- [Given records]
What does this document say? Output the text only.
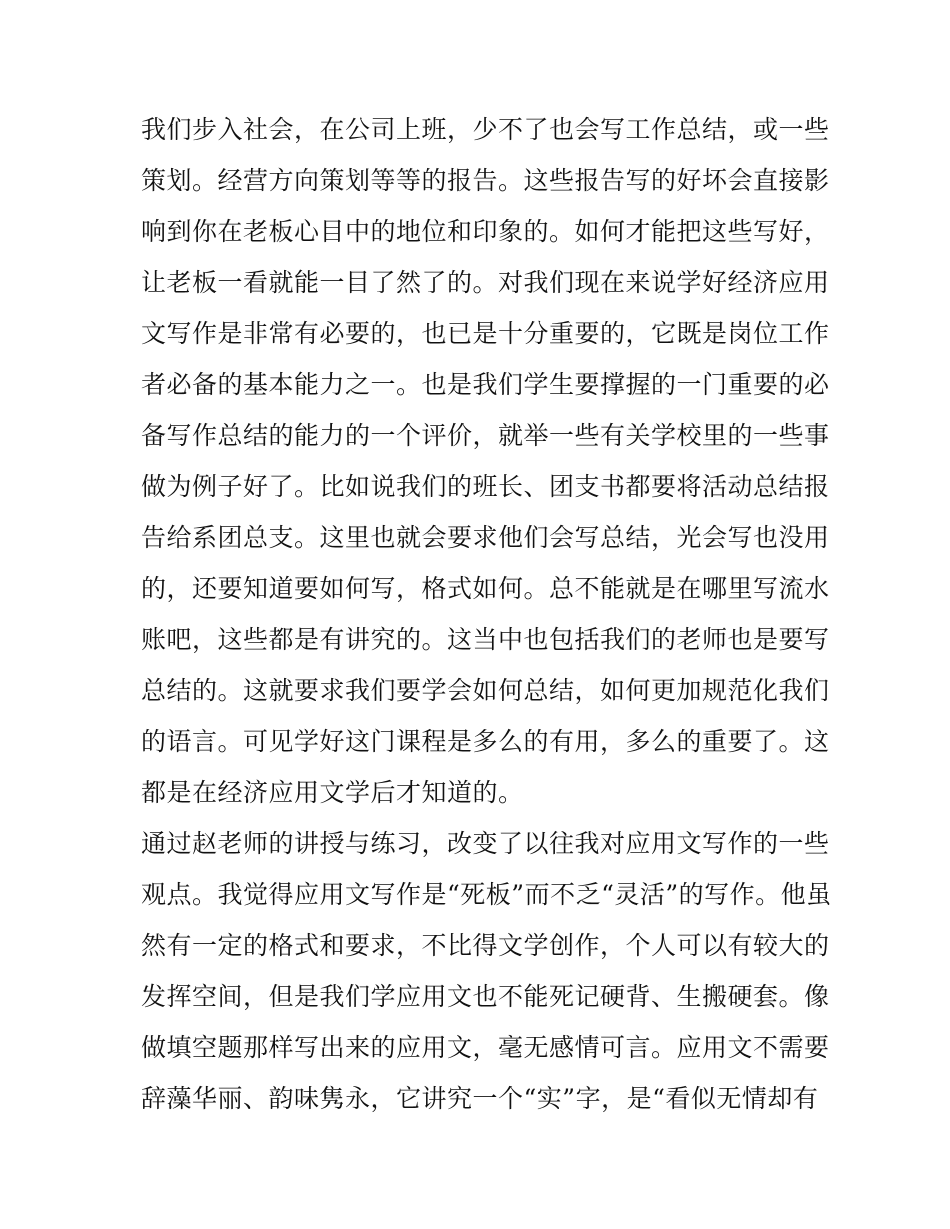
我们步入社会，在公司上班，少不了也会写工作总结，或一些
策划。经营方向策划等等的报告。这些报告写的好坏会直接影
响到你在老板心目中的地位和印象的。如何才能把这些写好，
让老板一看就能一目了然了的。对我们现在来说学好经济应用
文写作是非常有必要的，也已是十分重要的，它既是岗位工作
者必备的基本能力之一。也是我们学生要撑握的一门重要的必
备写作总结的能力的一个评价，就举一些有关学校里的一些事
做为例子好了。比如说我们的班长、团支书都要将活动总结报
告给系团总支。这里也就会要求他们会写总结，光会写也没用
的，还要知道要如何写，格式如何。总不能就是在哪里写流水
账吧，这些都是有讲究的。这当中也包括我们的老师也是要写
总结的。这就要求我们要学会如何总结，如何更加规范化我们
的语言。可见学好这门课程是多么的有用，多么的重要了。这
都是在经济应用文学后才知道的。
通过赵老师的讲授与练习，改变了以往我对应用文写作的一些
观点。我觉得应用文写作是“死板”而不乏“灵活”的写作。他虽
然有一定的格式和要求，不比得文学创作，个人可以有较大的
发挥空间，但是我们学应用文也不能死记硬背、生搬硬套。像
做填空题那样写出来的应用文，毫无感情可言。应用文不需要
辞藻华丽、韵味隽永，它讲究一个“实”字，是“看似无情却有
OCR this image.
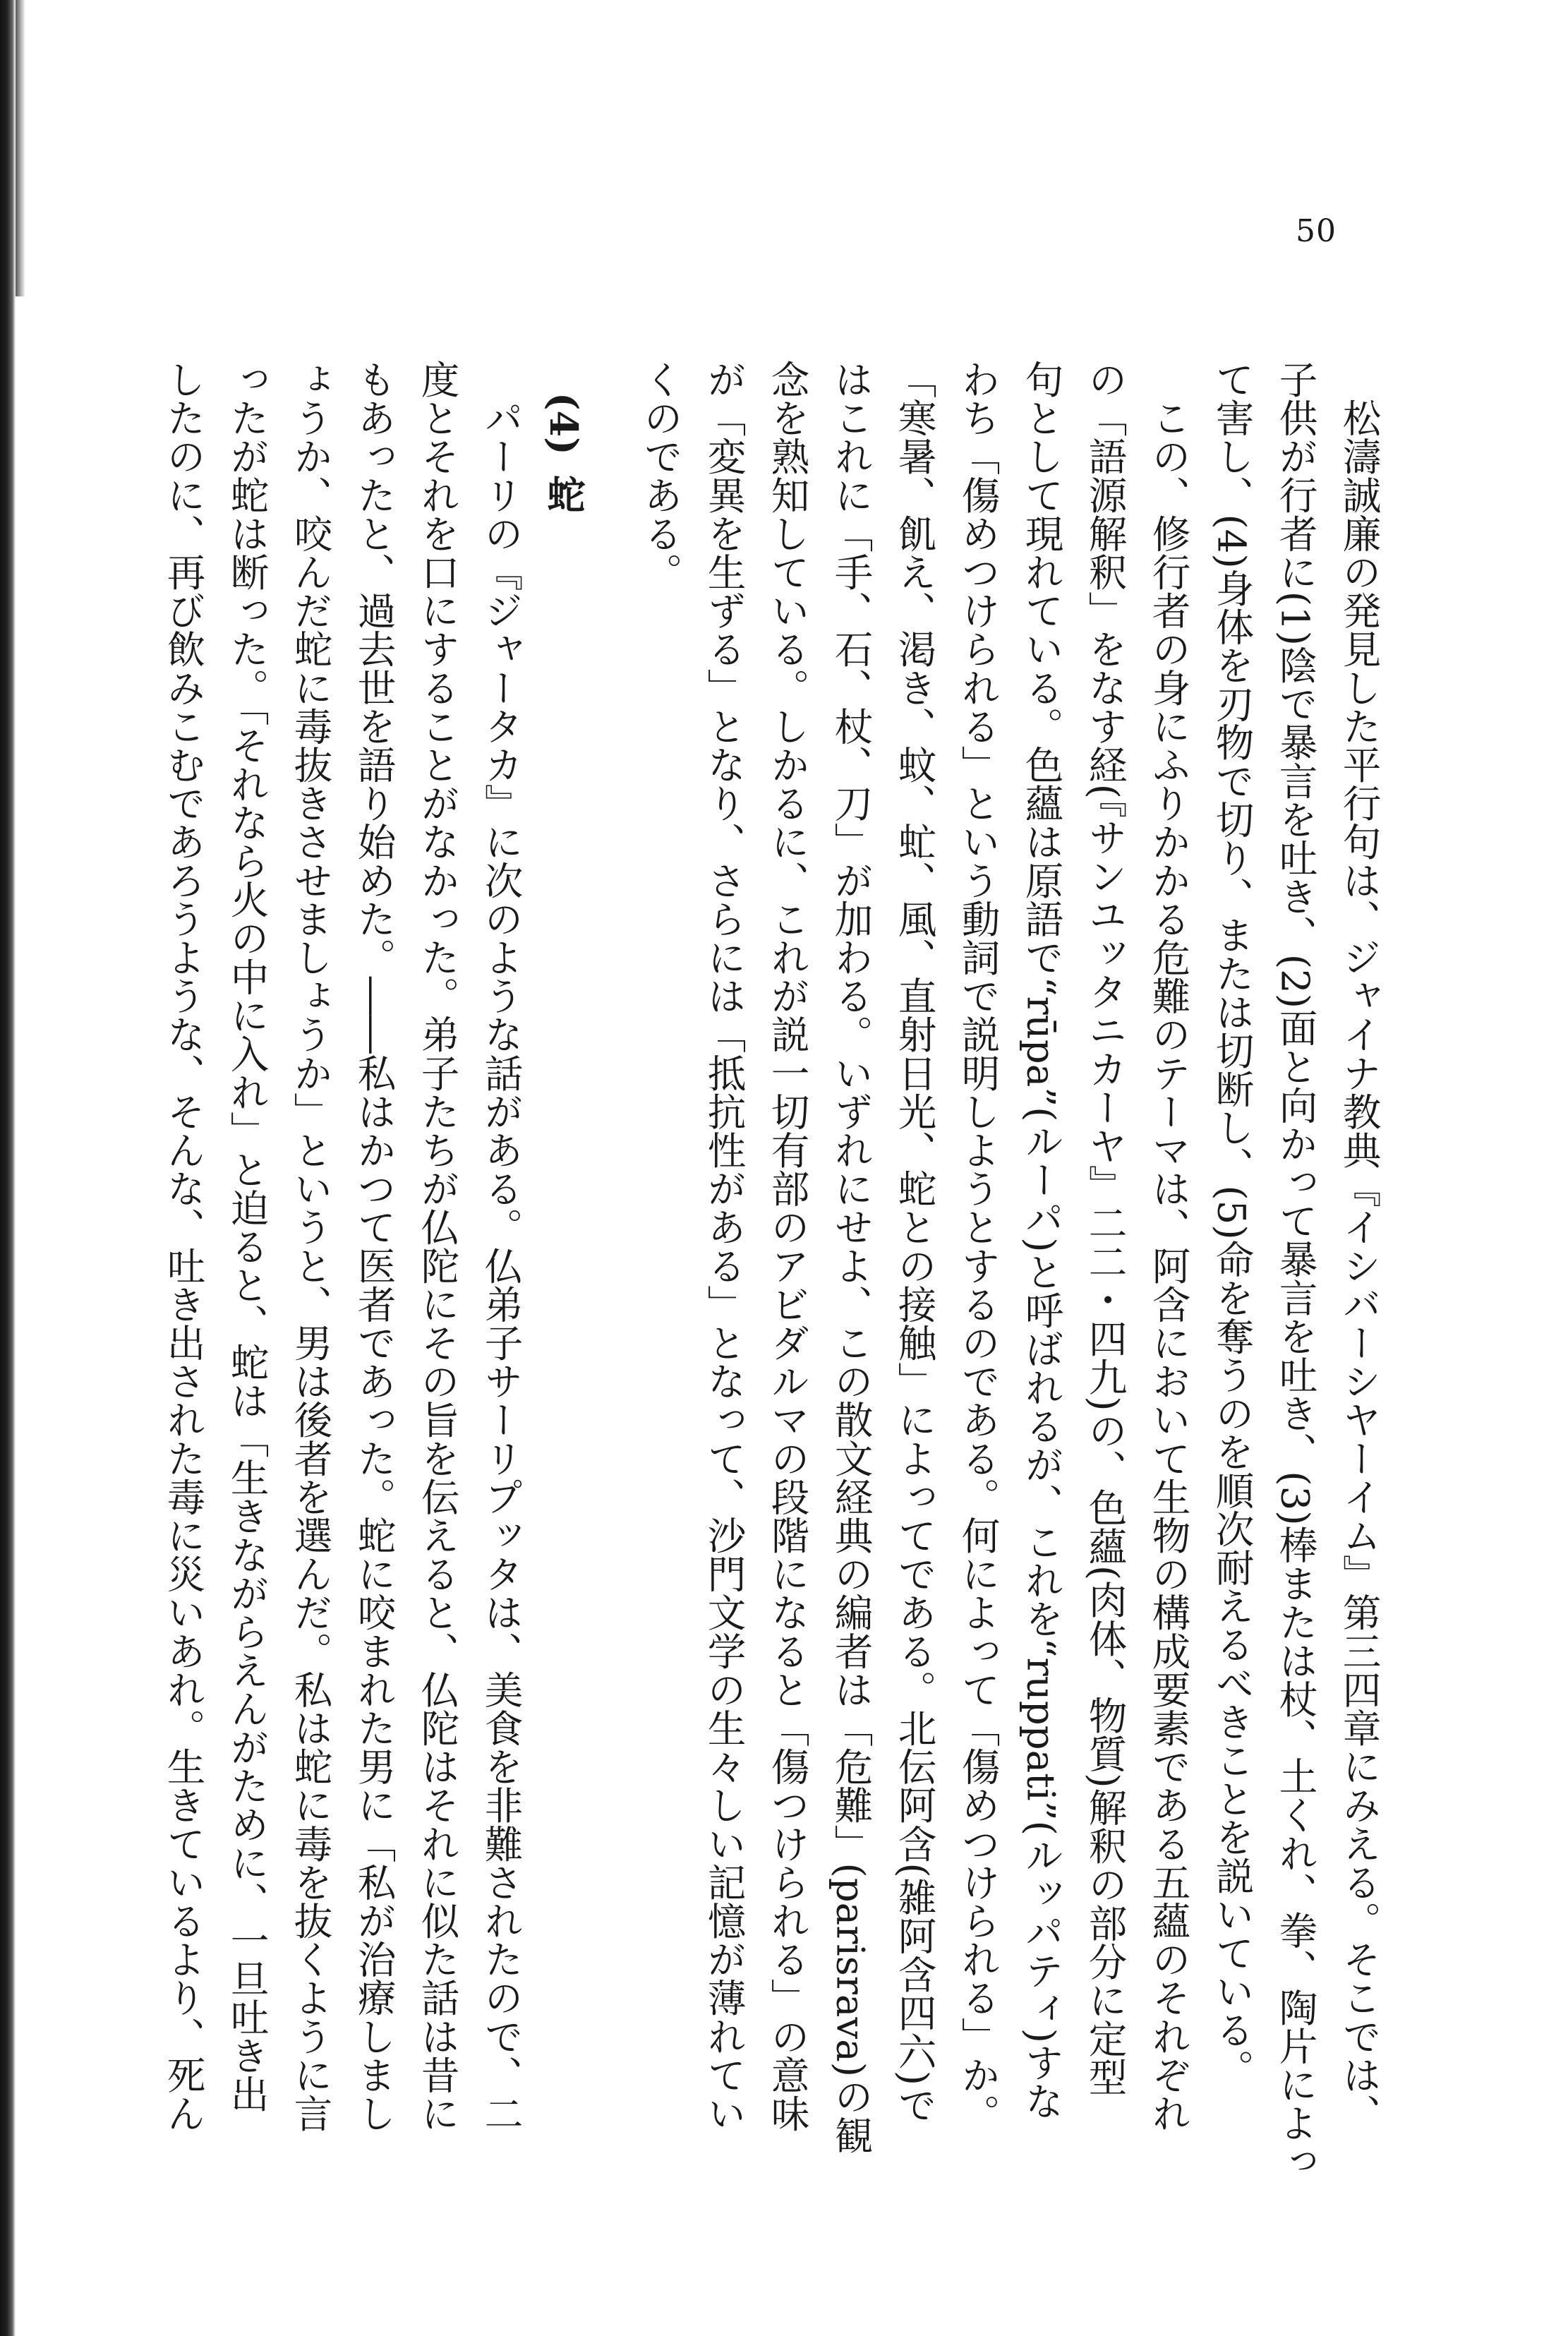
50
　松濤誠廉の発見した平行句は、ジャイナ教典『イシバーシヤーイム』第三四章にみえる。そこでは、
子供が行者に(1)陰で暴言を吐き、(2)面と向かって暴言を吐き、(3)棒または杖、土くれ、拳、陶片によっ
て害し、(4)身体を刃物で切り、または切断し、(5)命を奪うのを順次耐えるべきことを説いている。
　この、修行者の身にふりかかる危難のテーマは、阿含において生物の構成要素である五蘊のそれぞれ
の「語源解釈」をなす経(『サンユッタニカーヤ』二二・四九)の、色蘊(肉体、物質)解釈の部分に定型
句として現れている。色蘊は原語で“rūpa”(ルーパ)と呼ばれるが、これを“ruppati”(ルッパティ)すな
わち「傷めつけられる」という動詞で説明しようとするのである。何によって「傷めつけられる」か。
「寒暑、飢え、渇き、蚊、虻、風、直射日光、蛇との接触」によってである。北伝阿含(雑阿含四六)で
はこれに「手、石、杖、刀」が加わる。いずれにせよ、この散文経典の編者は「危難」(parisrava)の観
念を熟知している。しかるに、これが説一切有部のアビダルマの段階になると「傷つけられる」の意味
が「変異を生ずる」となり、さらには「抵抗性がある」となって、沙門文学の生々しい記憶が薄れてい
くのである。
(4)蛇
　パーリの『ジャータカ』に次のような話がある。仏弟子サーリプッタは、美食を非難されたので、二
度とそれを口にすることがなかった。弟子たちが仏陀にその旨を伝えると、仏陀はそれに似た話は昔に
もあったと、過去世を語り始めた。――私はかつて医者であった。蛇に咬まれた男に「私が治療しまし
ょうか、咬んだ蛇に毒抜きさせましょうか」というと、男は後者を選んだ。私は蛇に毒を抜くように言
ったが蛇は断った。「それなら火の中に入れ」と迫ると、蛇は「生きながらえんがために、一旦吐き出
したのに、再び飲みこむであろうような、そんな、吐き出された毒に災いあれ。生きているより、死ん
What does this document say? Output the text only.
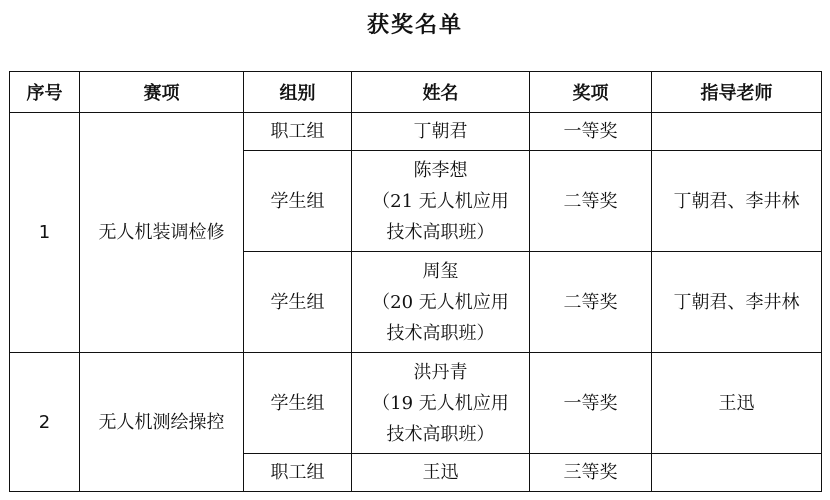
获奖名单
序号	赛项	组别	姓名	奖项	指导老师
1	无人机装调检修	职工组	丁朝君	一等奖	
		学生组	陈李想
（21 无人机应用
技术高职班）	二等奖	丁朝君、李井林
		学生组	周玺
（20 无人机应用
技术高职班）	二等奖	丁朝君、李井林
2	无人机测绘操控	学生组	洪丹青
（19 无人机应用
技术高职班）	一等奖	王迅
		职工组	王迅	三等奖	
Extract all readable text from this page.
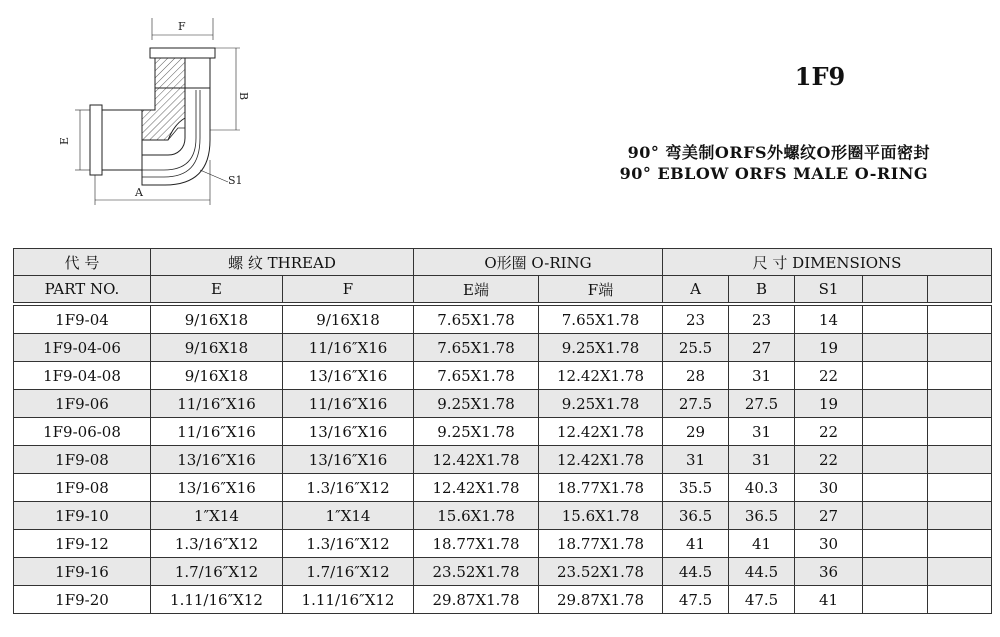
F
B
E
A
S1
1F9
90° 弯美制ORFS外螺纹O形圈平面密封
90° EBLOW ORFS MALE O-RING
代 号	螺 纹 THREAD		O形圈 O-RING		尺 寸 DIMENSIONS				
PART NO.	E	F	E端	F端	A	B	S1		

1F9-04	9/16X18	9/16X18	7.65X1.78	7.65X1.78	23	23	14		
1F9-04-06	9/16X18	11/16″X16	7.65X1.78	9.25X1.78	25.5	27	19		
1F9-04-08	9/16X18	13/16″X16	7.65X1.78	12.42X1.78	28	31	22		
1F9-06	11/16″X16	11/16″X16	9.25X1.78	9.25X1.78	27.5	27.5	19		
1F9-06-08	11/16″X16	13/16″X16	9.25X1.78	12.42X1.78	29	31	22		
1F9-08	13/16″X16	13/16″X16	12.42X1.78	12.42X1.78	31	31	22		
1F9-08	13/16″X16	1.3/16″X12	12.42X1.78	18.77X1.78	35.5	40.3	30		
1F9-10	1″X14	1″X14	15.6X1.78	15.6X1.78	36.5	36.5	27		
1F9-12	1.3/16″X12	1.3/16″X12	18.77X1.78	18.77X1.78	41	41	30		
1F9-16	1.7/16″X12	1.7/16″X12	23.52X1.78	23.52X1.78	44.5	44.5	36		
1F9-20	1.11/16″X12	1.11/16″X12	29.87X1.78	29.87X1.78	47.5	47.5	41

- [Stated goal] Working from the lines above, reproduce the material exactly and exclude its pictures.

- [Written solution]
What does this document say? Output the text only.
我们步入社会，在公司上班，少不了也会写工作总结，或一些
策划。经营方向策划等等的报告。这些报告写的好坏会直接影
响到你在老板心目中的地位和印象的。如何才能把这些写好，
让老板一看就能一目了然了的。对我们现在来说学好经济应用
文写作是非常有必要的，也已是十分重要的，它既是岗位工作
者必备的基本能力之一。也是我们学生要撑握的一门重要的必
备写作总结的能力的一个评价，就举一些有关学校里的一些事
做为例子好了。比如说我们的班长、团支书都要将活动总结报
告给系团总支。这里也就会要求他们会写总结，光会写也没用
的，还要知道要如何写，格式如何。总不能就是在哪里写流水
账吧，这些都是有讲究的。这当中也包括我们的老师也是要写
总结的。这就要求我们要学会如何总结，如何更加规范化我们
的语言。可见学好这门课程是多么的有用，多么的重要了。这
都是在经济应用文学后才知道的。
通过赵老师的讲授与练习，改变了以往我对应用文写作的一些
观点。我觉得应用文写作是“死板”而不乏“灵活”的写作。他虽
然有一定的格式和要求，不比得文学创作，个人可以有较大的
发挥空间，但是我们学应用文也不能死记硬背、生搬硬套。像
做填空题那样写出来的应用文，毫无感情可言。应用文不需要
辞藻华丽、韵味隽永，它讲究一个“实”字，是“看似无情却有
OCR this image.
50
　松濤誠廉の発見した平行句は、ジャイナ教典『イシバーシヤーイム』第三四章にみえる。そこでは、
子供が行者に(1)陰で暴言を吐き、(2)面と向かって暴言を吐き、(3)棒または杖、土くれ、拳、陶片によっ
て害し、(4)身体を刃物で切り、または切断し、(5)命を奪うのを順次耐えるべきことを説いている。
　この、修行者の身にふりかかる危難のテーマは、阿含において生物の構成要素である五蘊のそれぞれ
の「語源解釈」をなす経(『サンユッタニカーヤ』二二・四九)の、色蘊(肉体、物質)解釈の部分に定型
句として現れている。色蘊は原語で“rūpa”(ルーパ)と呼ばれるが、これを“ruppati”(ルッパティ)すな
わち「傷めつけられる」という動詞で説明しようとするのである。何によって「傷めつけられる」か。
「寒暑、飢え、渇き、蚊、虻、風、直射日光、蛇との接触」によってである。北伝阿含(雑阿含四六)で
はこれに「手、石、杖、刀」が加わる。いずれにせよ、この散文経典の編者は「危難」(parisrava)の観
念を熟知している。しかるに、これが説一切有部のアビダルマの段階になると「傷つけられる」の意味
が「変異を生ずる」となり、さらには「抵抗性がある」となって、沙門文学の生々しい記憶が薄れてい
くのである。
(4)蛇
　パーリの『ジャータカ』に次のような話がある。仏弟子サーリプッタは、美食を非難されたので、二
度とそれを口にすることがなかった。弟子たちが仏陀にその旨を伝えると、仏陀はそれに似た話は昔に
もあったと、過去世を語り始めた。――私はかつて医者であった。蛇に咬まれた男に「私が治療しまし
ょうか、咬んだ蛇に毒抜きさせましょうか」というと、男は後者を選んだ。私は蛇に毒を抜くように言
ったが蛇は断った。「それなら火の中に入れ」と迫ると、蛇は「生きながらえんがために、一旦吐き出
したのに、再び飲みこむであろうような、そんな、吐き出された毒に災いあれ。生きているより、死ん
What does this document say? Output the text only.
获奖名单
序号	赛项	组别	姓名	奖项	指导老师
1	无人机装调检修	职工组	丁朝君	一等奖	
		学生组	陈李想
（21 无人机应用
技术高职班）	二等奖	丁朝君、李井林
		学生组	周玺
（20 无人机应用
技术高职班）	二等奖	丁朝君、李井林
2	无人机测绘操控	学生组	洪丹青
（19 无人机应用
技术高职班）	一等奖	王迅
		职工组	王迅	三等奖	
Extract all readable text from this page.
F
B
E
A
S1
1F9
90° 弯美制ORFS外螺纹O形圈平面密封
90° EBLOW ORFS MALE O-RING
代 号	螺 纹 THREAD		O形圈 O-RING		尺 寸 DIMENSIONS				
PART NO.	E	F	E端	F端	A	B	S1		

1F9-04	9/16X18	9/16X18	7.65X1.78	7.65X1.78	23	23	14		
1F9-04-06	9/16X18	11/16″X16	7.65X1.78	9.25X1.78	25.5	27	19		
1F9-04-08	9/16X18	13/16″X16	7.65X1.78	12.42X1.78	28	31	22		
1F9-06	11/16″X16	11/16″X16	9.25X1.78	9.25X1.78	27.5	27.5	19		
1F9-06-08	11/16″X16	13/16″X16	9.25X1.78	12.42X1.78	29	31	22		
1F9-08	13/16″X16	13/16″X16	12.42X1.78	12.42X1.78	31	31	22		
1F9-08	13/16″X16	1.3/16″X12	12.42X1.78	18.77X1.78	35.5	40.3	30		
1F9-10	1″X14	1″X14	15.6X1.78	15.6X1.78	36.5	36.5	27		
1F9-12	1.3/16″X12	1.3/16″X12	18.77X1.78	18.77X1.78	41	41	30		
1F9-16	1.7/16″X12	1.7/16″X12	23.52X1.78	23.52X1.78	44.5	44.5	36		
1F9-20	1.11/16″X12	1.11/16″X12	29.87X1.78	29.87X1.78	47.5	47.5	41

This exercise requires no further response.